## PROVIDED TEXT
---*---

Three: Lot’s Portion

v5: VE GAM LE LOT, HA HOLECH ET AV-RAM, HAYAH TSON U VAKAR VE OHALIM

וגם-לוט ההלך את-אברם היה צאן-ובקר ואהלים

And Lot also, who travelled with Av-ram, had flocks, and herds, and tents.

There’s a feeling throughout these references to Lot of something tagged on - as if the approvals committee had one bloke on it who kept nagging “don’t forget my ancestors, the Moabites and Ammonites”; so to shut him up, at the end of every few verses, they agreed to add in a phrase that said “oh and Lot was there too by the way.”

---*---

## INFORMATION SUPPLIED

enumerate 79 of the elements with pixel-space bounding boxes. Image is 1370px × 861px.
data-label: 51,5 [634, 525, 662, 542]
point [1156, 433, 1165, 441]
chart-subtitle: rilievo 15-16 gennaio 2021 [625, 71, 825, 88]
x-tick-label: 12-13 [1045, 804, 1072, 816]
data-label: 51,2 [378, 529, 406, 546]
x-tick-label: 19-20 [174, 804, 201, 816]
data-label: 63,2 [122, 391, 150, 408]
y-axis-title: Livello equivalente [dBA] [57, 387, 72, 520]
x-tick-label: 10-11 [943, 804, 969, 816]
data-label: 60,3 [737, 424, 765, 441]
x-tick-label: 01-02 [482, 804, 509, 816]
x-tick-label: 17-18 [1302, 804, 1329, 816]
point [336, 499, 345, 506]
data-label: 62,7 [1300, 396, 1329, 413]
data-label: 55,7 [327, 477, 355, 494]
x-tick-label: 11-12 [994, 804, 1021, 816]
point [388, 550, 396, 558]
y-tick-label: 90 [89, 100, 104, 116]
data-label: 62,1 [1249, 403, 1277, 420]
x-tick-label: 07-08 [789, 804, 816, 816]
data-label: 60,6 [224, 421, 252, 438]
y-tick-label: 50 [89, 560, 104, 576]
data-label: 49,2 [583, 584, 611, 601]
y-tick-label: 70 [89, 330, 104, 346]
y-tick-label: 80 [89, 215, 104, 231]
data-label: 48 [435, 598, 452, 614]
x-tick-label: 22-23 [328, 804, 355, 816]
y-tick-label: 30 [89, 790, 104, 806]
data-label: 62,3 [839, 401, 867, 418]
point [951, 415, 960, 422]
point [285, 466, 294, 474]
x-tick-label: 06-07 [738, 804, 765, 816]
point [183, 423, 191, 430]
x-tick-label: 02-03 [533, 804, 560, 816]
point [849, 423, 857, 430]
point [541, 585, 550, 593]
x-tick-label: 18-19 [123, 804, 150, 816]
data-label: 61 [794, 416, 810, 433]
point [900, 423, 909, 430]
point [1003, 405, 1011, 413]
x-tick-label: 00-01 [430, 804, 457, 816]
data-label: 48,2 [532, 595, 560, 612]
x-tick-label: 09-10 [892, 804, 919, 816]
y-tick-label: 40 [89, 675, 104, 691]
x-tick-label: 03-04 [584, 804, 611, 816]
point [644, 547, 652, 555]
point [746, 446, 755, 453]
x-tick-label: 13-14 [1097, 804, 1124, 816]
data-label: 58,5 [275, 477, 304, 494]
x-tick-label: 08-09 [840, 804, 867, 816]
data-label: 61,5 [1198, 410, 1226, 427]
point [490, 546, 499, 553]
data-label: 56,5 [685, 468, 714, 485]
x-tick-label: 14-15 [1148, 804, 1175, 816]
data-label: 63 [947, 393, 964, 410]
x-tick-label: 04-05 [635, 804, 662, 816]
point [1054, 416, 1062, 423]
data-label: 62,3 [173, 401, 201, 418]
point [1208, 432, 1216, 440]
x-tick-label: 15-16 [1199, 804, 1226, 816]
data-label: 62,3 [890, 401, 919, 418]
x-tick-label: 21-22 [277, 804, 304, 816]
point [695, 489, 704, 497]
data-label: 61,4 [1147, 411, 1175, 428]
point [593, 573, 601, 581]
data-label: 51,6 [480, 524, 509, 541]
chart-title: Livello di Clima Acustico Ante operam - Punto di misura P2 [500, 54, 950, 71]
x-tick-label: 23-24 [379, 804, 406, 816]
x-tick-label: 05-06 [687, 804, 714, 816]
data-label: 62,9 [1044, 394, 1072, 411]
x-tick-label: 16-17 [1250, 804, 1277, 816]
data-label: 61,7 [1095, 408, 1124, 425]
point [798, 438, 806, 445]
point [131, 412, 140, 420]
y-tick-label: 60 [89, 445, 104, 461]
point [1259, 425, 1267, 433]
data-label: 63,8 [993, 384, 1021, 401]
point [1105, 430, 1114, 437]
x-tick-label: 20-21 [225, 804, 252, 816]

---*---

## WHAT TO WORK ON
In the commentary on Lot's portion, whose ancestors does the imagined committee member keep nagging about?

## OUTPUT OF THE EXERCISE
The Moabites and Ammonites.